-- start of Input material --

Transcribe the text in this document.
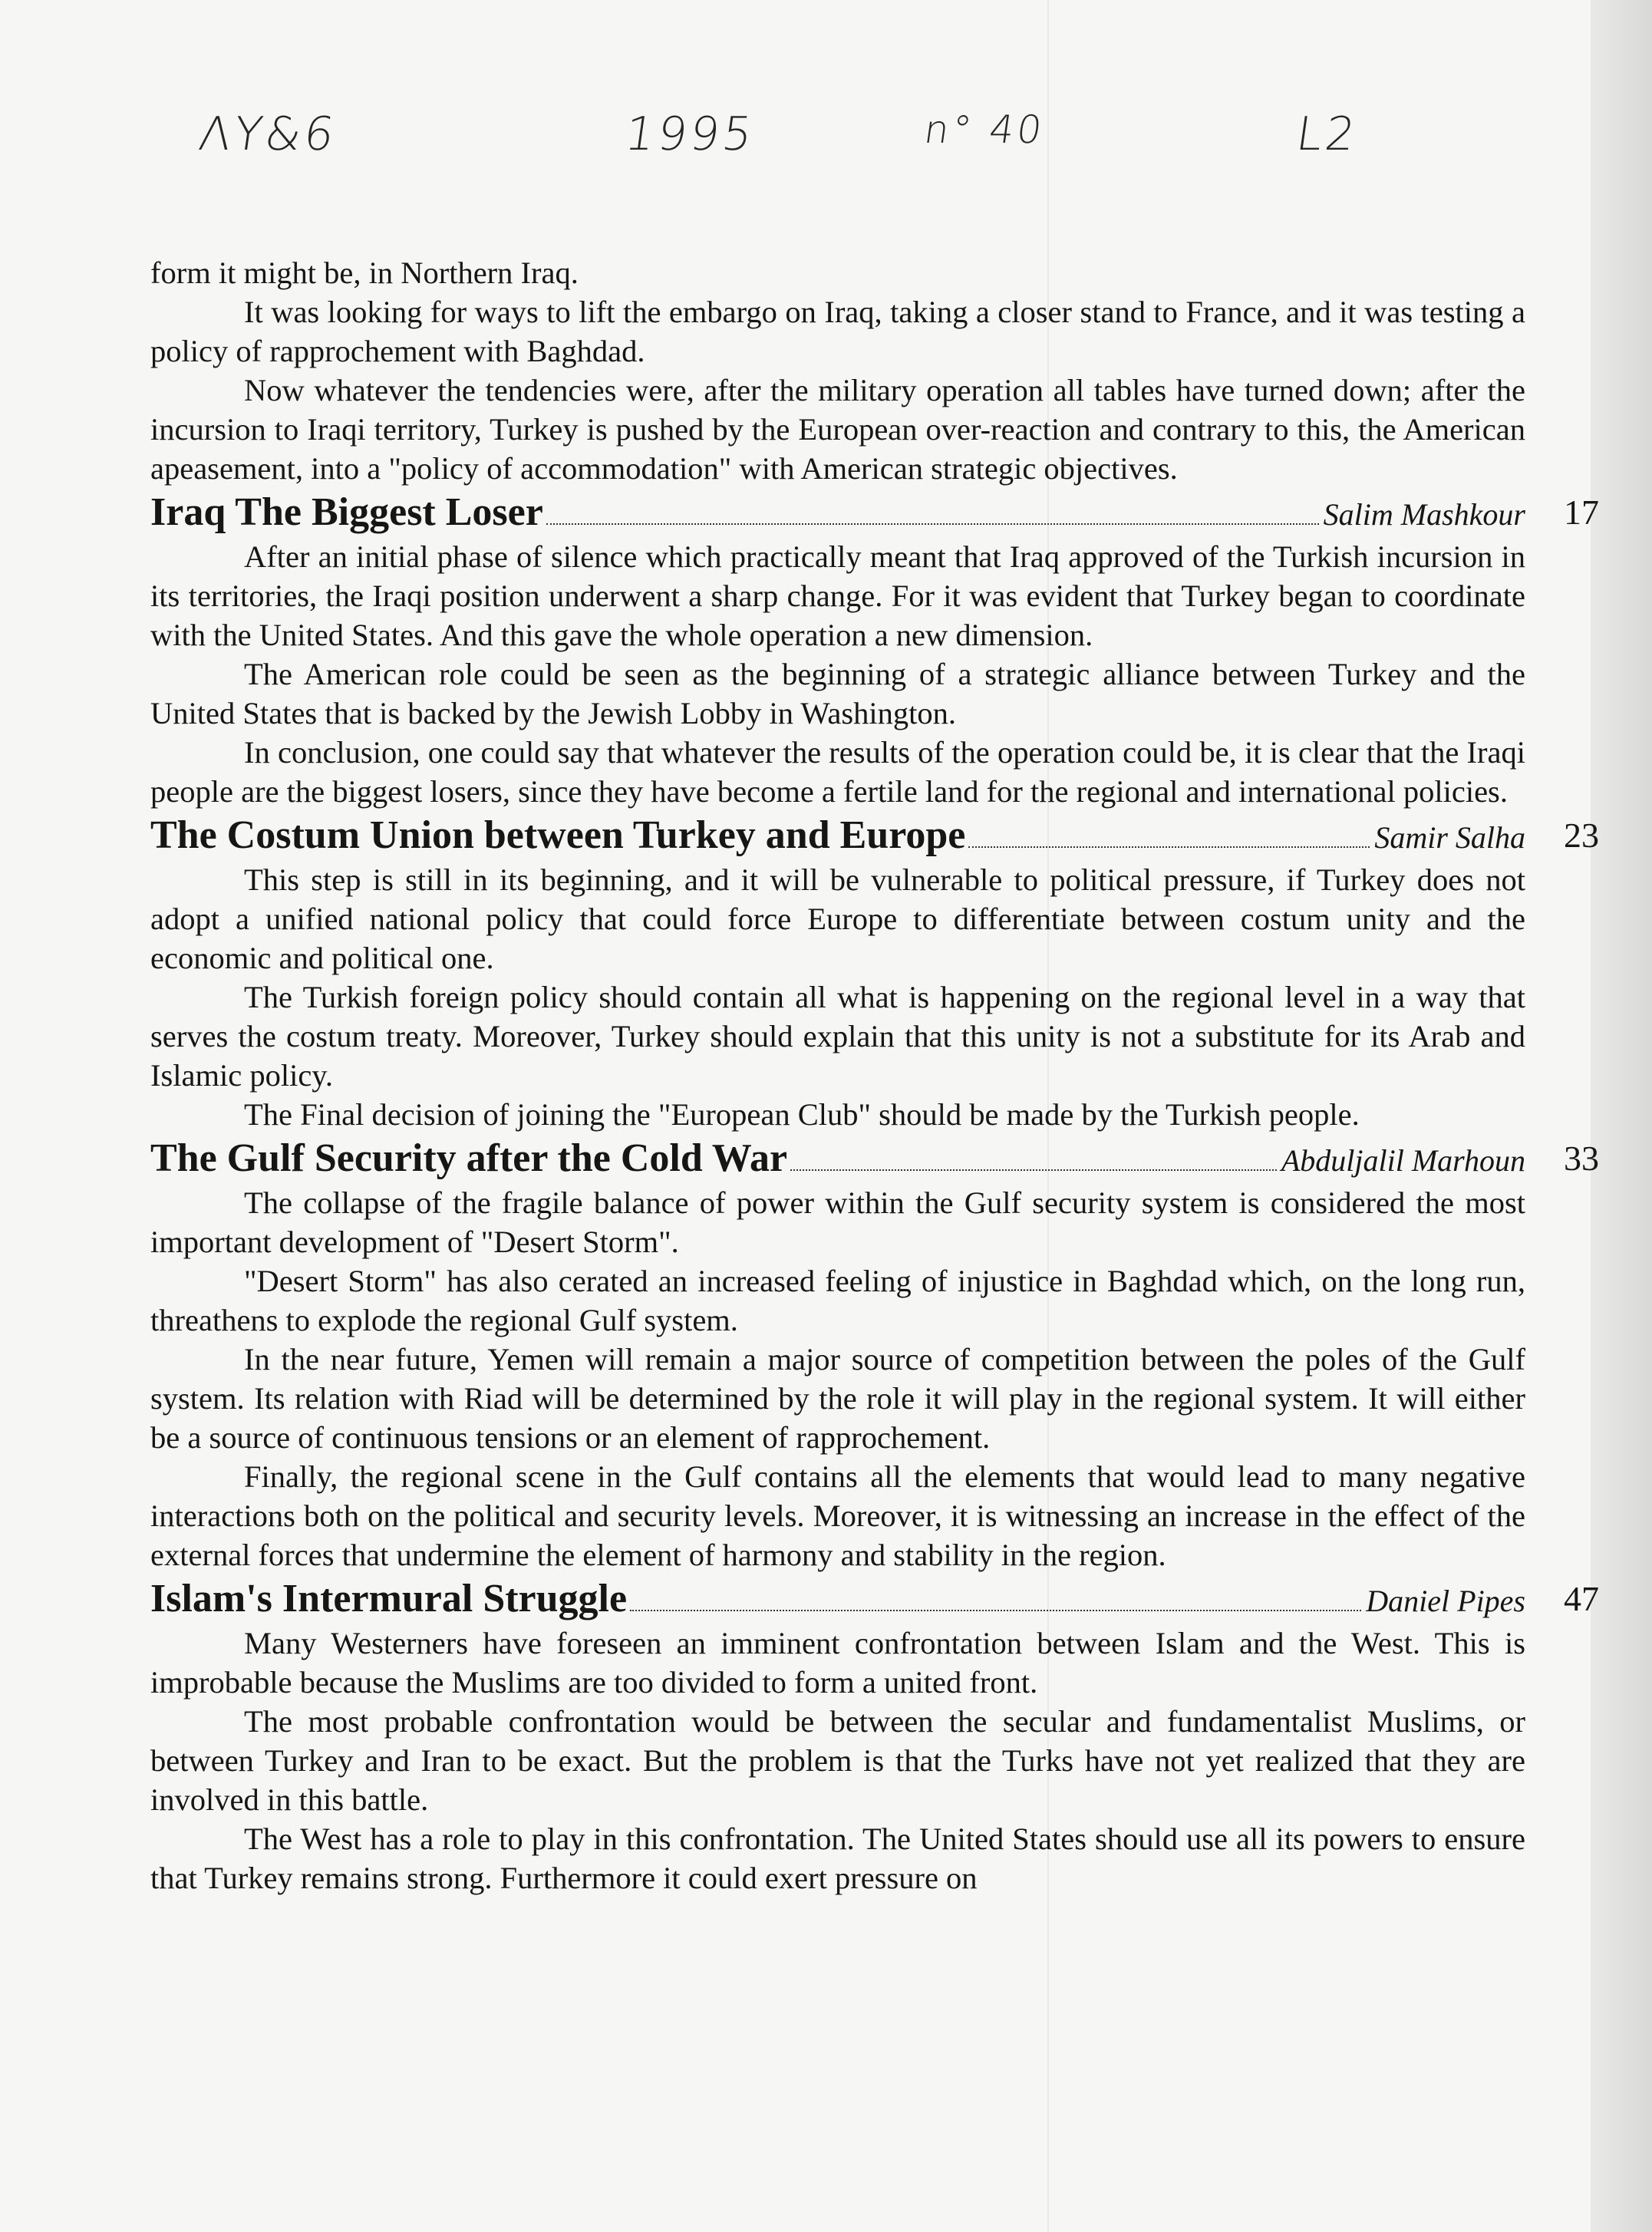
ΛΥ&6	1995	n° 40	L2

form it might be, in Northern Iraq.

It was looking for ways to lift the embargo on Iraq, taking a closer stand to France, and it was testing a policy of rapprochement with Baghdad.

Now whatever the tendencies were, after the military operation all tables have turned down; after the incursion to Iraqi territory, Turkey is pushed by the European over-reaction and contrary to this, the American apeasement, into a "policy of accommodation" with American strategic objectives.

Iraq The Biggest Loser	Salim Mashkour 17

After an initial phase of silence which practically meant that Iraq approved of the Turkish incursion in its territories, the Iraqi position underwent a sharp change. For it was evident that Turkey began to coordinate with the United States. And this gave the whole operation a new dimension.

The American role could be seen as the beginning of a strategic alliance between Turkey and the United States that is backed by the Jewish Lobby in Washington.

In conclusion, one could say that whatever the results of the operation could be, it is clear that the Iraqi people are the biggest losers, since they have become a fertile land for the regional and international policies.

The Costum Union between Turkey and Europe	Samir Salha 23

This step is still in its beginning, and it will be vulnerable to political pressure, if Turkey does not adopt a unified national policy that could force Europe to differentiate between costum unity and the economic and political one.

The Turkish foreign policy should contain all what is happening on the regional level in a way that serves the costum treaty. Moreover, Turkey should explain that this unity is not a substitute for its Arab and Islamic policy.

The Final decision of joining the "European Club" should be made by the Turkish people.

The Gulf Security after the Cold War	Abduljalil Marhoun 33

The collapse of the fragile balance of power within the Gulf security system is considered the most important development of "Desert Storm".

"Desert Storm" has also cerated an increased feeling of injustice in Baghdad which, on the long run, threathens to explode the regional Gulf system.

In the near future, Yemen will remain a major source of competition between the poles of the Gulf system. Its relation with Riad will be determined by the role it will play in the regional system. It will either be a source of continuous tensions or an element of rapprochement.

Finally, the regional scene in the Gulf contains all the elements that would lead to many negative interactions both on the political and security levels. Moreover, it is witnessing an increase in the effect of the external forces that undermine the element of harmony and stability in the region.

Islam's Intermural Struggle	Daniel Pipes 47

Many Westerners have foreseen an imminent confrontation between Islam and the West. This is improbable because the Muslims are too divided to form a united front.

The most probable confrontation would be between the secular and fundamentalist Muslims, or between Turkey and Iran to be exact. But the problem is that the Turks have not yet realized that they are involved in this battle.

The West has a role to play in this confrontation. The United States should use all its powers to ensure that Turkey remains strong. Furthermore it could exert pressure on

-- end of Input material --

Retype every entry verbatim and exclude the pictures from the copy.

Transcribe the text in this document.
ΛΥ&6	1995	n° 40	L2

form it might be, in Northern Iraq.

It was looking for ways to lift the embargo on Iraq, taking a closer stand to France, and it was testing a policy of rapprochement with Baghdad.

Now whatever the tendencies were, after the military operation all tables have turned down; after the incursion to Iraqi territory, Turkey is pushed by the European over-reaction and contrary to this, the American apeasement, into a "policy of accommodation" with American strategic objectives.

Iraq The Biggest Loser	Salim Mashkour 17

After an initial phase of silence which practically meant that Iraq approved of the Turkish incursion in its territories, the Iraqi position underwent a sharp change. For it was evident that Turkey began to coordinate with the United States. And this gave the whole operation a new dimension.

The American role could be seen as the beginning of a strategic alliance between Turkey and the United States that is backed by the Jewish Lobby in Washington.

In conclusion, one could say that whatever the results of the operation could be, it is clear that the Iraqi people are the biggest losers, since they have become a fertile land for the regional and international policies.

The Costum Union between Turkey and Europe	Samir Salha 23

This step is still in its beginning, and it will be vulnerable to political pressure, if Turkey does not adopt a unified national policy that could force Europe to differentiate between costum unity and the economic and political one.

The Turkish foreign policy should contain all what is happening on the regional level in a way that serves the costum treaty. Moreover, Turkey should explain that this unity is not a substitute for its Arab and Islamic policy.

The Final decision of joining the "European Club" should be made by the Turkish people.

The Gulf Security after the Cold War	Abduljalil Marhoun 33

The collapse of the fragile balance of power within the Gulf security system is considered the most important development of "Desert Storm".

"Desert Storm" has also cerated an increased feeling of injustice in Baghdad which, on the long run, threathens to explode the regional Gulf system.

In the near future, Yemen will remain a major source of competition between the poles of the Gulf system. Its relation with Riad will be determined by the role it will play in the regional system. It will either be a source of continuous tensions or an element of rapprochement.

Finally, the regional scene in the Gulf contains all the elements that would lead to many negative interactions both on the political and security levels. Moreover, it is witnessing an increase in the effect of the external forces that undermine the element of harmony and stability in the region.

Islam's Intermural Struggle	Daniel Pipes 47

Many Westerners have foreseen an imminent confrontation between Islam and the West. This is improbable because the Muslims are too divided to form a united front.

The most probable confrontation would be between the secular and fundamentalist Muslims, or between Turkey and Iran to be exact. But the problem is that the Turks have not yet realized that they are involved in this battle.

The West has a role to play in this confrontation. The United States should use all its powers to ensure that Turkey remains strong. Furthermore it could exert pressure on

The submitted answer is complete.